*GIVEN EXERCISE:*
Restate each of the lines below word for word and drop every picture.

————

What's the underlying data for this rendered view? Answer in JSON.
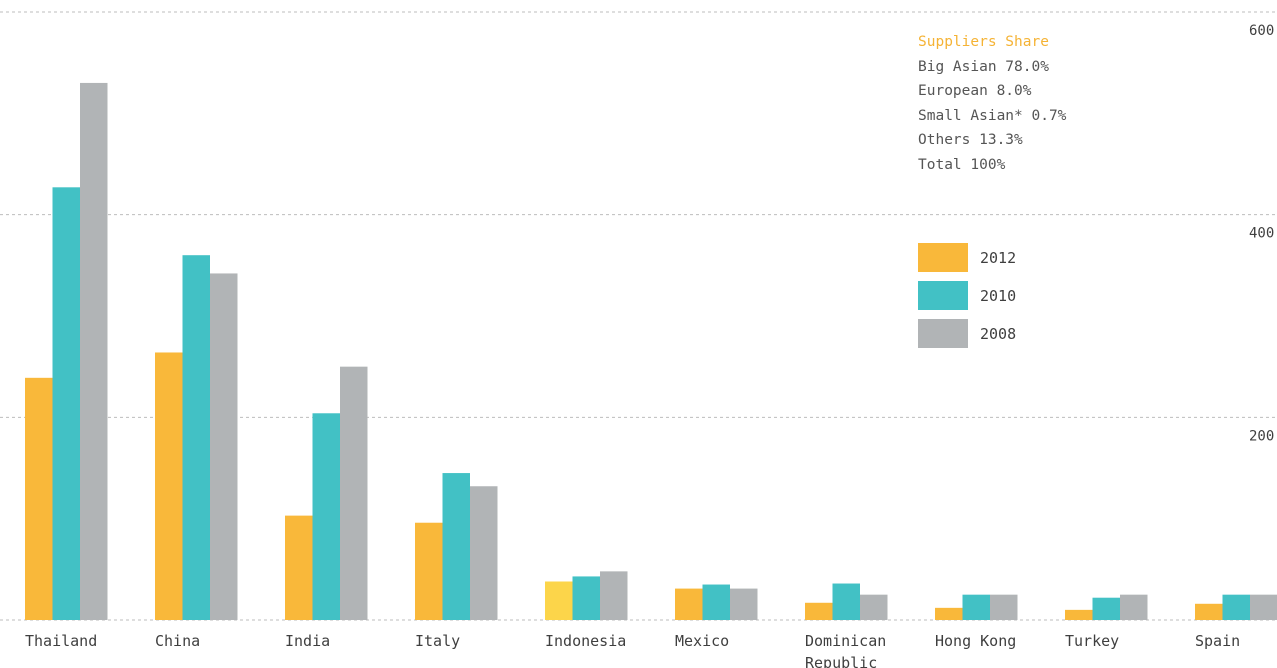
{
  "chart_data": {
    "type": "bar",
    "categories": [
      "Thailand",
      "China",
      "India",
      "Italy",
      "Indonesia",
      "Mexico",
      "Dominican Republic",
      "Hong Kong",
      "Turkey",
      "Spain"
    ],
    "category_labels": [
      [
        "Thailand"
      ],
      [
        "China"
      ],
      [
        "India"
      ],
      [
        "Italy"
      ],
      [
        "Indonesia"
      ],
      [
        "Mexico"
      ],
      [
        "Dominican",
        "Republic"
      ],
      [
        "Hong Kong"
      ],
      [
        "Turkey"
      ],
      [
        "Spain"
      ]
    ],
    "series": [
      {
        "name": "2012",
        "color": "#f9b83a",
        "values": [
          239,
          264,
          103,
          96,
          38,
          31,
          17,
          12,
          10,
          16
        ]
      },
      {
        "name": "2010",
        "color": "#42c1c5",
        "values": [
          427,
          360,
          204,
          145,
          43,
          35,
          36,
          25,
          22,
          25
        ]
      },
      {
        "name": "2008",
        "color": "#b1b4b6",
        "values": [
          530,
          342,
          250,
          132,
          48,
          31,
          25,
          25,
          25,
          25
        ]
      }
    ],
    "highlight_colors": [
      {
        "category": "Indonesia",
        "series": "2012",
        "color": "#fcd54a"
      }
    ],
    "y_ticks": [
      200,
      400,
      600
    ],
    "ylim": [
      0,
      600
    ],
    "grid": true,
    "legend_position": "top-right"
  },
  "info": {
    "title": "Suppliers Share",
    "lines": [
      "Big Asian 78.0%",
      "European 8.0%",
      "Small Asian* 0.7%",
      "Others 13.3%",
      "Total 100%"
    ]
  }
}
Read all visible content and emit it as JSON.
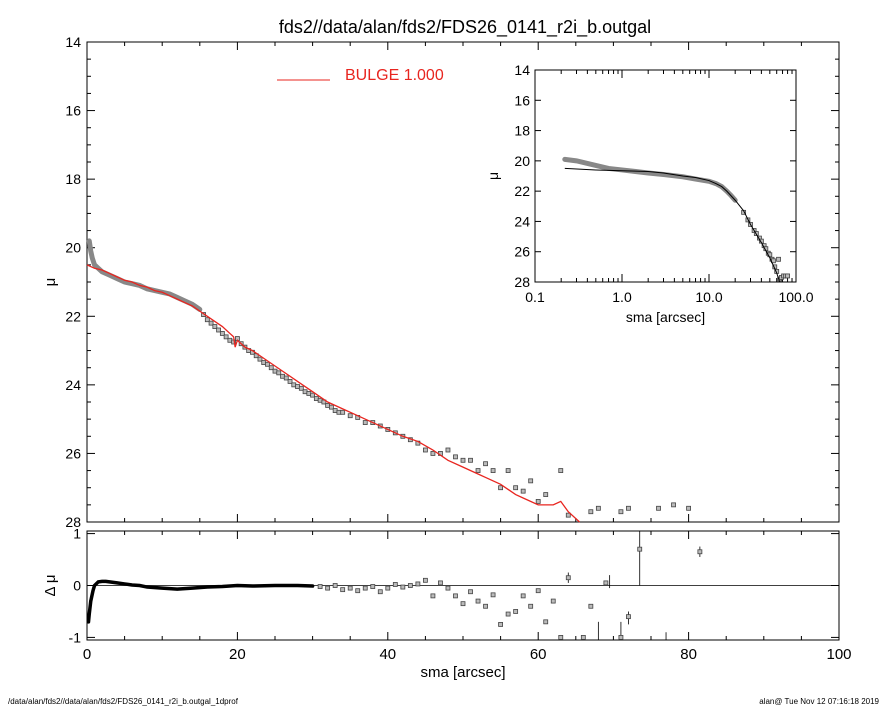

————

*ANSWER TO THIS TASK:*
What's the underlying data for this rendered view? Answer in JSON.
{
  "chart_data": {
    "type": "bar",
    "categories": [
      "Thailand",
      "China",
      "India",
      "Italy",
      "Indonesia",
      "Mexico",
      "Dominican Republic",
      "Hong Kong",
      "Turkey",
      "Spain"
    ],
    "category_labels": [
      [
        "Thailand"
      ],
      [
        "China"
      ],
      [
        "India"
      ],
      [
        "Italy"
      ],
      [
        "Indonesia"
      ],
      [
        "Mexico"
      ],
      [
        "Dominican",
        "Republic"
      ],
      [
        "Hong Kong"
      ],
      [
        "Turkey"
      ],
      [
        "Spain"
      ]
    ],
    "series": [
      {
        "name": "2012",
        "color": "#f9b83a",
        "values": [
          239,
          264,
          103,
          96,
          38,
          31,
          17,
          12,
          10,
          16
        ]
      },
      {
        "name": "2010",
        "color": "#42c1c5",
        "values": [
          427,
          360,
          204,
          145,
          43,
          35,
          36,
          25,
          22,
          25
        ]
      },
      {
        "name": "2008",
        "color": "#b1b4b6",
        "values": [
          530,
          342,
          250,
          132,
          48,
          31,
          25,
          25,
          25,
          25
        ]
      }
    ],
    "highlight_colors": [
      {
        "category": "Indonesia",
        "series": "2012",
        "color": "#fcd54a"
      }
    ],
    "y_ticks": [
      200,
      400,
      600
    ],
    "ylim": [
      0,
      600
    ],
    "grid": true,
    "legend_position": "top-right"
  },
  "info": {
    "title": "Suppliers Share",
    "lines": [
      "Big Asian 78.0%",
      "European 8.0%",
      "Small Asian* 0.7%",
      "Others 13.3%",
      "Total 100%"
    ]
  }
}
Read all visible content and emit it as JSON.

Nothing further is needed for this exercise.